__What is needed__
Carry on the reflection on childlike faith below, picking up after its final sentence, which ends "and in His True Love."

The Wisdom of Babes

KenleyAnn and DaddyTeach me, my little one, for your wisdom far exceeds my own.

I found myself thinking this very thought while on vacation this past weekend as I watched my one year old baby girl, my peacemaker, play in a kid’s museum in NW Arkansas called Amazeum.

Odd place to contemplate the mysteries of God, I know, but then again is there a wrong place?  

KenleyAnn and I were on the floor exploring our own little world together in the infants section of the museum.  At the time, the whole world disappeared and only the two of us existed.  At least, that is how it felt as the two of us were lost in hyper-focus to one another.  I gazed mesmerized at my daughter as she explored the world around us…wooden blocks shaped like pets, puppets shaped like animals, pillows shaped like rocks, textures of all kinds, and different levels to climb up and down.  Throughout her exploration she would stop what she is doing, look me in the eyes with her beautiful, stunning blue eyes, and smirk her beautiful little smile that I have come to know and cherish.  

A fascinating thing about babies is that even though they cannot speak, they sure as heck know how to use body language, facial expressions, and their eyes to communicate ideas, thoughts, and expressions.  

The more KenleyAnn would look me in the eyes, the more she drew me into her world.  When I was lucky, she would giggle, and I would respond with a tickle fight and a kissfest.  The love permeating between the two of us filled us up, penetrated us deeply, and served to only draw us closer into one another.

I call KenleyAnn my peacekeeper because no one else in my life can take all the ugly away in an instant with a hug and kiss.  When I embrace her, I know that nothing else trivial matters and I find the strength to release what weighs heavy upon me.

This time, however, she served as a reminder of what it means to be a child of God. As the two of us played in the museum, I recalled the moment when Christ took a child, placed the child before a crowd, and announced that we must be like children to live in His Kingdom.  

I must confess before I had children I really had no idea what Christ was talking about, but it became much clearer with KenleyAnn this day in the museum.

My baby girl has no doubt that if she needs me I am there – to hold, feed, clothe, comfort, encourage, kiss, snuggle, cherish, love.  So, too, must we be with our Heavenly Father.  Christ said that if even the wicked are good to their children how much more our Father in Heaven is to us?  Babies have exemplary trust in their parents to provide for them. We must have trust in God, His Will for us, and in His True Love.

[Stored items from a collection]
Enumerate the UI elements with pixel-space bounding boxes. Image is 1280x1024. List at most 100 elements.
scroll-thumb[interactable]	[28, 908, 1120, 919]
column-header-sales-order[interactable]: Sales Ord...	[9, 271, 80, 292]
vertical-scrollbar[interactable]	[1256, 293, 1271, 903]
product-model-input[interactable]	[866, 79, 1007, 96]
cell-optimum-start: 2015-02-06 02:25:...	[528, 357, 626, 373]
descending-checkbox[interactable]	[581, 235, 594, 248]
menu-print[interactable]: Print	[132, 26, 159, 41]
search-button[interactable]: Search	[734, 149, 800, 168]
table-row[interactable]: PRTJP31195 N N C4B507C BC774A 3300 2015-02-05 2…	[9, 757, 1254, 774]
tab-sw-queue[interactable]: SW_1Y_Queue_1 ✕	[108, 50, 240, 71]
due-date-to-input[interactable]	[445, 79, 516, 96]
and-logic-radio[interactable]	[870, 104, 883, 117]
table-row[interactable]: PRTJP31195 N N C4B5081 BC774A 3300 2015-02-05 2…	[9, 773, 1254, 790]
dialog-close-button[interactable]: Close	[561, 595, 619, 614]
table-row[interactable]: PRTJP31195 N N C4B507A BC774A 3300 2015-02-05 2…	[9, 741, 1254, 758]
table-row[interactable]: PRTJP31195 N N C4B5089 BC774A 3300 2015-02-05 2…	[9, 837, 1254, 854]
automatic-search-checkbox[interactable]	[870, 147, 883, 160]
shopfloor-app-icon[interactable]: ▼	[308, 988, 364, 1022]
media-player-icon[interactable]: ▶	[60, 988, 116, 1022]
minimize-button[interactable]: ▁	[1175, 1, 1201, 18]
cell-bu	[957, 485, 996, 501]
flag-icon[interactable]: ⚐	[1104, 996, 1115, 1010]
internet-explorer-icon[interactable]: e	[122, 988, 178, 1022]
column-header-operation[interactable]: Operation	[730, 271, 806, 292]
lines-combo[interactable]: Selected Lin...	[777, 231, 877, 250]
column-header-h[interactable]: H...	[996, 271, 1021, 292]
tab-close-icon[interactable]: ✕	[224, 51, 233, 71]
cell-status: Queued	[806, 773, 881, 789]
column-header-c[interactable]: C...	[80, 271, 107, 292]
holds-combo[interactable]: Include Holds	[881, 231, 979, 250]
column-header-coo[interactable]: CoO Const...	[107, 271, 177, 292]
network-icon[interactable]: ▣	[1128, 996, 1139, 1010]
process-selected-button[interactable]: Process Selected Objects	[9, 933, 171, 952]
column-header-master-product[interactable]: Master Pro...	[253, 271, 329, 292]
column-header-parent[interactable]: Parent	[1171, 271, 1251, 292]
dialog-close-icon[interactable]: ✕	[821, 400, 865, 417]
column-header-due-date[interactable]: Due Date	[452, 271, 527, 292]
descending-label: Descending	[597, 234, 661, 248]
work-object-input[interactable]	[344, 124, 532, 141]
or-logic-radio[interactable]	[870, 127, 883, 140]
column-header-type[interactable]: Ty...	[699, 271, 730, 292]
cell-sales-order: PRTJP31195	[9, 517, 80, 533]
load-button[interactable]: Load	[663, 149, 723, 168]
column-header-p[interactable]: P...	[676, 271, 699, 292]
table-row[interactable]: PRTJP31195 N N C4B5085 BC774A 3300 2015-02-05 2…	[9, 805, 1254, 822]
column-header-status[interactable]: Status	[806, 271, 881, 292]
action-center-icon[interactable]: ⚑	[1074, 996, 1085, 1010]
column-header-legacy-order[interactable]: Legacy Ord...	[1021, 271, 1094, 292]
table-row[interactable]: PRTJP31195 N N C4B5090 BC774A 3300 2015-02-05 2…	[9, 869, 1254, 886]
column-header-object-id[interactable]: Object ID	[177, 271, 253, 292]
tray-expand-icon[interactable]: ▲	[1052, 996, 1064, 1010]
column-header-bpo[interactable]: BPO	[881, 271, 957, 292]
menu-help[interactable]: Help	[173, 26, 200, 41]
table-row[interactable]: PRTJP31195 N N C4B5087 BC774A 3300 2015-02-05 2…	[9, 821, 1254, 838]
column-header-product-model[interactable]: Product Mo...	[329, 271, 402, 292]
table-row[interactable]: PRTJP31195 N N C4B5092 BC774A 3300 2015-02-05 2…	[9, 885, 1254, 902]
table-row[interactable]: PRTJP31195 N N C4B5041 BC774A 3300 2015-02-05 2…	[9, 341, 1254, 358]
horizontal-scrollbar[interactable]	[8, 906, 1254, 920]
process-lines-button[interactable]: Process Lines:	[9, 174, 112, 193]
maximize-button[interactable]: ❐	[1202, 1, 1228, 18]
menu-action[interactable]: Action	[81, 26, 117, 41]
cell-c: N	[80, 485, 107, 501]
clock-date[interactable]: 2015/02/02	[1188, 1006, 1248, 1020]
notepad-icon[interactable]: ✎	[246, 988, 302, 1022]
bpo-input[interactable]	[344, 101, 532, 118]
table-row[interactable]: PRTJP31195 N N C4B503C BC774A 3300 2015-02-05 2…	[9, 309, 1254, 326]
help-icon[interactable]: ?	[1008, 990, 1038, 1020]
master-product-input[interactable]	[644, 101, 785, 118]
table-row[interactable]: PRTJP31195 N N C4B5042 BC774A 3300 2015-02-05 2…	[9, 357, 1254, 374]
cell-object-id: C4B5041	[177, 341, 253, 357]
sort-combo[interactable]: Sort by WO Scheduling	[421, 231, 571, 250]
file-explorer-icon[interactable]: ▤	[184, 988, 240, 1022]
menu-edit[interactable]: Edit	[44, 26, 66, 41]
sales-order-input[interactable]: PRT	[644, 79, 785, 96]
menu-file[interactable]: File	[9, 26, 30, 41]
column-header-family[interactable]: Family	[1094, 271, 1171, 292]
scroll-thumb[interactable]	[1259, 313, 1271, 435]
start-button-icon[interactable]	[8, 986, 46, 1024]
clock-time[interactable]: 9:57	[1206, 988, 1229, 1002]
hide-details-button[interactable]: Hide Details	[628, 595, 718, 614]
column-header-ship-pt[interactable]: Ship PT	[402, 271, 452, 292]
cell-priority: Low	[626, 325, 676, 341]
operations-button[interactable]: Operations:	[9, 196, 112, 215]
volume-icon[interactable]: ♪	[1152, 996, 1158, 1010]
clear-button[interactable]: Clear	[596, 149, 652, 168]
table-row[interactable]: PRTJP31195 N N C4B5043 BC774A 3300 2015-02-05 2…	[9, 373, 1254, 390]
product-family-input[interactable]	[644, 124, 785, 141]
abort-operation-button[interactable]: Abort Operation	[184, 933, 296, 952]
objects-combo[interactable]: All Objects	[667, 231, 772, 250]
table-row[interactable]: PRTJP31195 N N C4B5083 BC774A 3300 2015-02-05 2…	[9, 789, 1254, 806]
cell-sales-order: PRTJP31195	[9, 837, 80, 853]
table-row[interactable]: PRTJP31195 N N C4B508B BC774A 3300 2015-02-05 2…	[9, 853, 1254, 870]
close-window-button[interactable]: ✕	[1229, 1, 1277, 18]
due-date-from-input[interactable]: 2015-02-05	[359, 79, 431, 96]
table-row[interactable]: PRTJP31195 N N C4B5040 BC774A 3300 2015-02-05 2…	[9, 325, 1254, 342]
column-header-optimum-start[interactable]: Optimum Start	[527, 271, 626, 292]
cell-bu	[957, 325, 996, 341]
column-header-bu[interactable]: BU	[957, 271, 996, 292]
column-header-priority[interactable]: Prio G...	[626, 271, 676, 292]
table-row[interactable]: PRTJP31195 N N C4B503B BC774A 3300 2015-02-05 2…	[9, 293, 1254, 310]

__Output__
Further, babies have simple desires: food, warmth, water, love.  You can spend an entire day filling a baby’s Love Tank just by spending time with her, keeping her fed, and keeping her warm. They have uncomplicated and simple needs with little to no room for non-essential frivolities. So, too, is our responsibility to our God.  The same ways in which we love our families (the things we do), we should do for/with God: Spend time together (adoration and prayer), hold each other (Eucharist), trust and confide (faith), speak to each other with Love (more prayer and Charity).

Hope: children have hope, more hope than I have ever seen.  It’s beyond logic or common sense.  Hope in the good of their parents and playmates they meet for the first time at a playground; hope in the good that life brings freely.  Again, so too, must we be with our God – hoping in all of His Promises as we live our lives trusting in His Will.

One last thought: as Love poured out between me and my daughter, freely exchanging that Love with one another, I remembered that my relationship with KenleyAnn is a mirror of the relationship of the Father and the Son.  Through our families, we are granted the Grace to experience that Divine Mystery of the Trinity. I am not sure that anything else that God has taught me is more humbling than to know that we are not only Loved, but invited to share in that Love, and graced with the ability to replicate it.

Lord, give me the hope of a child, the trust of a baby, and a simple life lived for you and others. 

Thank you, my dear sweet KenleyAnn for the lesson you helped God to teach me.